Start Working data

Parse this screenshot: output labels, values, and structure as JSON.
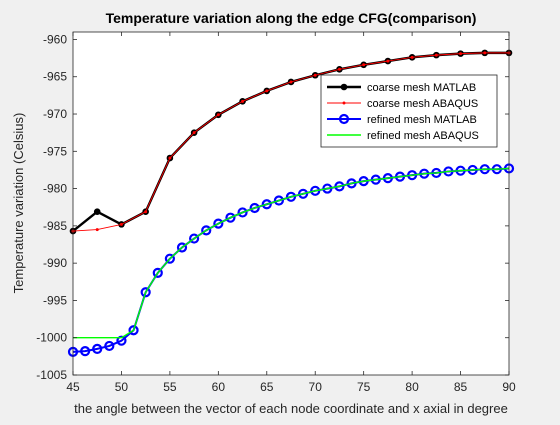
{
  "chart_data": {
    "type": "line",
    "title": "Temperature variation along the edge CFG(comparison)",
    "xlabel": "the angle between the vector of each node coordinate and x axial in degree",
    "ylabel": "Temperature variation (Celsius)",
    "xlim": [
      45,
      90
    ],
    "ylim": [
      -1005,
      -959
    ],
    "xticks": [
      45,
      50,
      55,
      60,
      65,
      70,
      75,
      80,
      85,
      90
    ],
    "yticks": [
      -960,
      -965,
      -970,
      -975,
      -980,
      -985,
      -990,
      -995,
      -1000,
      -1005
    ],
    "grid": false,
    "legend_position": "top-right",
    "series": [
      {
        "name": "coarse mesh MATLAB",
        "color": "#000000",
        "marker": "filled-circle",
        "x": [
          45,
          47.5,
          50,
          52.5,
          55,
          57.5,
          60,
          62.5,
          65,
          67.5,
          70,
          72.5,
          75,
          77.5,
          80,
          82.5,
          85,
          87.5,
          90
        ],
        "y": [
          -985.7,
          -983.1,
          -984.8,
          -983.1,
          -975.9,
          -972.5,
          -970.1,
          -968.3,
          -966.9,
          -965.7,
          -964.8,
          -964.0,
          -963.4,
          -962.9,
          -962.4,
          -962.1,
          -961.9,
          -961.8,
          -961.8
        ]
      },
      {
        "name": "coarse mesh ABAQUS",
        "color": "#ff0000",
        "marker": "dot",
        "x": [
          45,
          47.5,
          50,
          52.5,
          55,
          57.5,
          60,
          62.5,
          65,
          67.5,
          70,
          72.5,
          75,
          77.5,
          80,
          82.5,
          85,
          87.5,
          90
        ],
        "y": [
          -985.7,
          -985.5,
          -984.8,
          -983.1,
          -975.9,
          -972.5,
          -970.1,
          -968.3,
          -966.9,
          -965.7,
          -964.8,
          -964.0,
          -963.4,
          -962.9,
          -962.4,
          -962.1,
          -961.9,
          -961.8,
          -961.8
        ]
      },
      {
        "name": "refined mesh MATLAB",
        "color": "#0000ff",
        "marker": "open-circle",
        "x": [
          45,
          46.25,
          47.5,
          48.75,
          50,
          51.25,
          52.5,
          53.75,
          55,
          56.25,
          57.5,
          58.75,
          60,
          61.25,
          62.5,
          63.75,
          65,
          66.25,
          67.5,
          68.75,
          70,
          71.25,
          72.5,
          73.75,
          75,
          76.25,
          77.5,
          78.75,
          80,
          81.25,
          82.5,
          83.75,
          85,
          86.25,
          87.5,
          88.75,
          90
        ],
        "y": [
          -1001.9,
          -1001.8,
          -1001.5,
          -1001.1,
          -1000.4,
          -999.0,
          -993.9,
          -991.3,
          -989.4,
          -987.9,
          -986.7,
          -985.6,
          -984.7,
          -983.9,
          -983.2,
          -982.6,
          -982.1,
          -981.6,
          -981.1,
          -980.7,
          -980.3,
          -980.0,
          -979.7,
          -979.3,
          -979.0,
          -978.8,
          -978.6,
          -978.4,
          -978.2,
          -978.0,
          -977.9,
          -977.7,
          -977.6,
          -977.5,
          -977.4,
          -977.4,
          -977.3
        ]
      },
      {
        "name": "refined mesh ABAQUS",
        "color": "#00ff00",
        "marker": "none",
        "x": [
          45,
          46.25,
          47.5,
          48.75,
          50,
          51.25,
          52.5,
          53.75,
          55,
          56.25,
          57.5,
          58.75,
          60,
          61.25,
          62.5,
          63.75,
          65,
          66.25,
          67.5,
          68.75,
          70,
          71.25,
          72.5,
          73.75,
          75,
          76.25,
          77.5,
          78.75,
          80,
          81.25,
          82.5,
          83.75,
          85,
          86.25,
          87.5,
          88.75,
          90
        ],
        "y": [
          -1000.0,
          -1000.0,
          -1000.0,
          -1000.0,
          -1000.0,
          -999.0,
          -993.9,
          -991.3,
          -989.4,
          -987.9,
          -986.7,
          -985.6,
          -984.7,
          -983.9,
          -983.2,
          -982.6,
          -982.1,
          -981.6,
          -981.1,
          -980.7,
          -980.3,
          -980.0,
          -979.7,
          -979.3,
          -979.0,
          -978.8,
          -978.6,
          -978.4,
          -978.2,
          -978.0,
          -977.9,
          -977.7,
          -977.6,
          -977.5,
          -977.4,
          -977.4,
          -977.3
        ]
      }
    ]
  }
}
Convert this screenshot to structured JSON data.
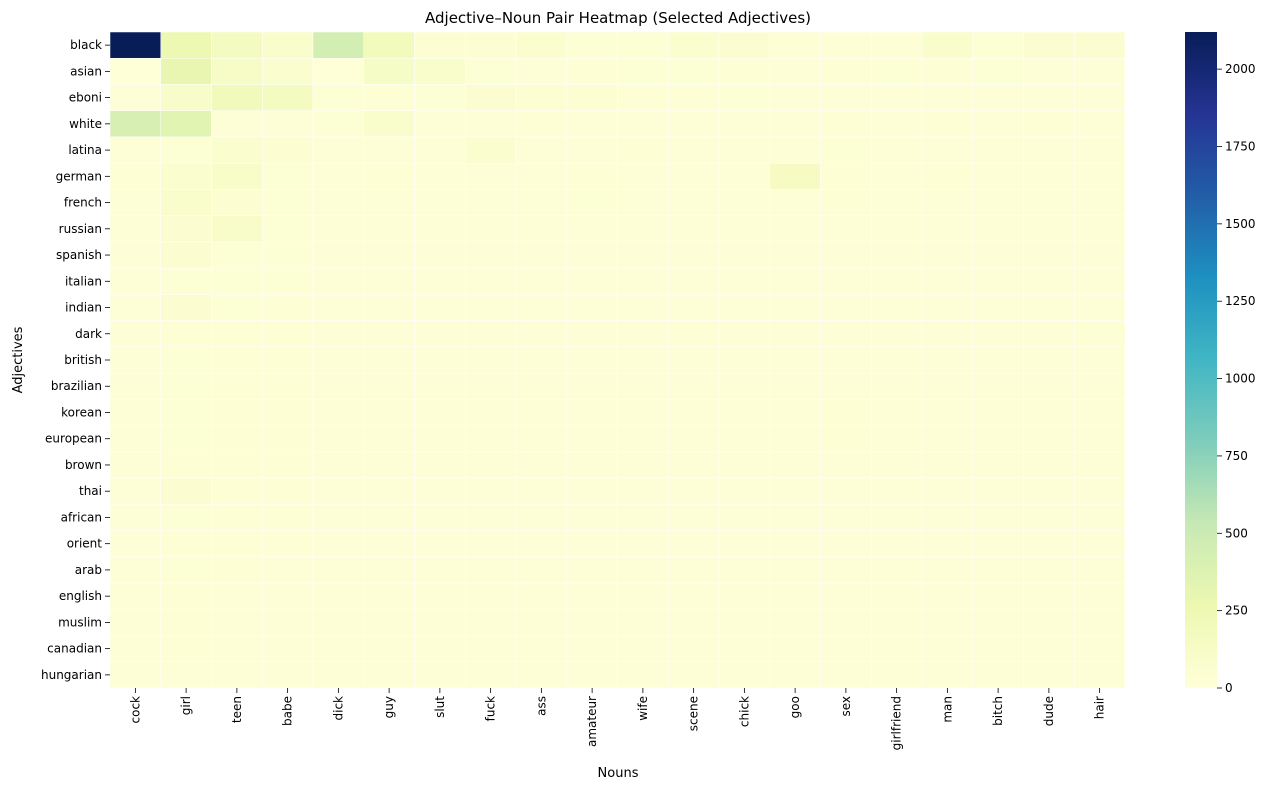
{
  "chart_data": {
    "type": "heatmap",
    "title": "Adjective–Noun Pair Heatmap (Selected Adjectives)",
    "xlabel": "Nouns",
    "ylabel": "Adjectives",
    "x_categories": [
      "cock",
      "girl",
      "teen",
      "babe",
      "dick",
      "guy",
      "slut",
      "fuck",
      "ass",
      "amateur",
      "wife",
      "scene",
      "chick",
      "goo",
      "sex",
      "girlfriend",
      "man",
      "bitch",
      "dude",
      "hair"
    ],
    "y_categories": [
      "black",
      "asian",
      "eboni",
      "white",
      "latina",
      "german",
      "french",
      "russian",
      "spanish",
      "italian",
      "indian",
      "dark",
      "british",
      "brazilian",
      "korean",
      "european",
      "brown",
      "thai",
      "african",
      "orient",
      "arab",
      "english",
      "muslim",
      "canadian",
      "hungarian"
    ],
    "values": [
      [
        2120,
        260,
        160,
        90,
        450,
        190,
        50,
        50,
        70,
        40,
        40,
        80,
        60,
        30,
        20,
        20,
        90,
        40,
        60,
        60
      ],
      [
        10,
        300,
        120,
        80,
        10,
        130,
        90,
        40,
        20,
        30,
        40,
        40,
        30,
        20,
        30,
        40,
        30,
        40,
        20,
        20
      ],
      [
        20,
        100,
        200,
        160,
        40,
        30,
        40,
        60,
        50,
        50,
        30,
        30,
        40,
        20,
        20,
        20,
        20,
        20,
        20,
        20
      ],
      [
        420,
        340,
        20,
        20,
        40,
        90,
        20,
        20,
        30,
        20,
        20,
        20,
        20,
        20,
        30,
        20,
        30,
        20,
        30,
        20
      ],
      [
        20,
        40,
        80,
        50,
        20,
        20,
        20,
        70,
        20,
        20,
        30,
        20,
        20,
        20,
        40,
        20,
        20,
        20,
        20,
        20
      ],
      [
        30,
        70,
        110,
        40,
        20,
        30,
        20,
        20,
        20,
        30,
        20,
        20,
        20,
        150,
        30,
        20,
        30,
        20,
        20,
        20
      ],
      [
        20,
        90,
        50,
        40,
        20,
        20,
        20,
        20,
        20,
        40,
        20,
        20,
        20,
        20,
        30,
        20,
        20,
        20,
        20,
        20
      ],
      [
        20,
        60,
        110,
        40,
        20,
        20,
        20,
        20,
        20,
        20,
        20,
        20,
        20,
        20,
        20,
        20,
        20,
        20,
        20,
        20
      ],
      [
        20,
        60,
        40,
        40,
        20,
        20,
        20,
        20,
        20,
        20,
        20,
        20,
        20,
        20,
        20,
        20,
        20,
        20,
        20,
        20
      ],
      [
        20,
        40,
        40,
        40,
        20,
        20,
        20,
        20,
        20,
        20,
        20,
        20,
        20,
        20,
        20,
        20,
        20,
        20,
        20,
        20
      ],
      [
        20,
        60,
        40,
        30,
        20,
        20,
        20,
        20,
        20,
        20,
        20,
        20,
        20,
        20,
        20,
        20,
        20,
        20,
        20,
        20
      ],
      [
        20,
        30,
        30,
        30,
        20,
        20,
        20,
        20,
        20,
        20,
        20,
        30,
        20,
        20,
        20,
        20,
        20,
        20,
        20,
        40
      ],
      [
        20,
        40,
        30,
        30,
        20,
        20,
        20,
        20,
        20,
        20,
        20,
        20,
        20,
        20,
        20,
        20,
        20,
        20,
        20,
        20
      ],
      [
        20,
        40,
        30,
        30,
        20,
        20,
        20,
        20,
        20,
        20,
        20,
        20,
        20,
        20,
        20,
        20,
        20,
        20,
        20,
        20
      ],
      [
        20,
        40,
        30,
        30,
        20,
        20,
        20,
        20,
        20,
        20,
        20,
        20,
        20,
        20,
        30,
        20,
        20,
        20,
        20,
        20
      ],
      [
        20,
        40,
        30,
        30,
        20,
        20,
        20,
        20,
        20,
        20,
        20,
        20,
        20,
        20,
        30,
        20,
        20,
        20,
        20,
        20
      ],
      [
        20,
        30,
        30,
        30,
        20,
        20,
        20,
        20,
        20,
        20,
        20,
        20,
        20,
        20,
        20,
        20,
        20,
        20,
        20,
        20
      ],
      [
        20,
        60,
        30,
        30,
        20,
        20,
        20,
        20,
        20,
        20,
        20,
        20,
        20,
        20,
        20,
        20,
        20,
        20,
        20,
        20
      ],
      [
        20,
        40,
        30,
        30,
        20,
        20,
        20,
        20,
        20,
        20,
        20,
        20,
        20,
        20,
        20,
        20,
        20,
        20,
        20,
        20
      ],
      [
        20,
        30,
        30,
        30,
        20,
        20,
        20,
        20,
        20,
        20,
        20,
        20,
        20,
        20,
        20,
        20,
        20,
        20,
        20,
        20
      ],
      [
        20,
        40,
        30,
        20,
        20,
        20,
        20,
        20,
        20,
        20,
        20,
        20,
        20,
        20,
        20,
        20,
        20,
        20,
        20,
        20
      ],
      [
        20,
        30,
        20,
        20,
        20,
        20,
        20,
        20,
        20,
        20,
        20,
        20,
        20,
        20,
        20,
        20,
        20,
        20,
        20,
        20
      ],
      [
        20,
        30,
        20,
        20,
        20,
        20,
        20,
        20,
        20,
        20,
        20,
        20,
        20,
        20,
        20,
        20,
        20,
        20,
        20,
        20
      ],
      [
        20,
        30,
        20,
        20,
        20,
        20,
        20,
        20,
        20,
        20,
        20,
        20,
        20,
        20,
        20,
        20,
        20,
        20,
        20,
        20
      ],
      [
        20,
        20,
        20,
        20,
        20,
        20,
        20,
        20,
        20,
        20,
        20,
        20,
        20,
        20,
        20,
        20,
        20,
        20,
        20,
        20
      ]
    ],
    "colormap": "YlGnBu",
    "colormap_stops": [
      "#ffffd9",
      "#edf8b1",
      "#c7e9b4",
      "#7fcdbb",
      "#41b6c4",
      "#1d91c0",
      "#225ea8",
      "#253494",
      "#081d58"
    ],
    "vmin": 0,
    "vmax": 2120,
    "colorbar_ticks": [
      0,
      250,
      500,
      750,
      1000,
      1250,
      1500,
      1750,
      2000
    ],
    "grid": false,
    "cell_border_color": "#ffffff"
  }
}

End Working data

→ Given problem
Identify the lines above that contain the word "title", then copy them.

→ Answer to this problem
    "title": "Temperature variation along the edge CFG(comparison)",
    "title": "Adjective–Noun Pair Heatmap (Selected Adjectives)",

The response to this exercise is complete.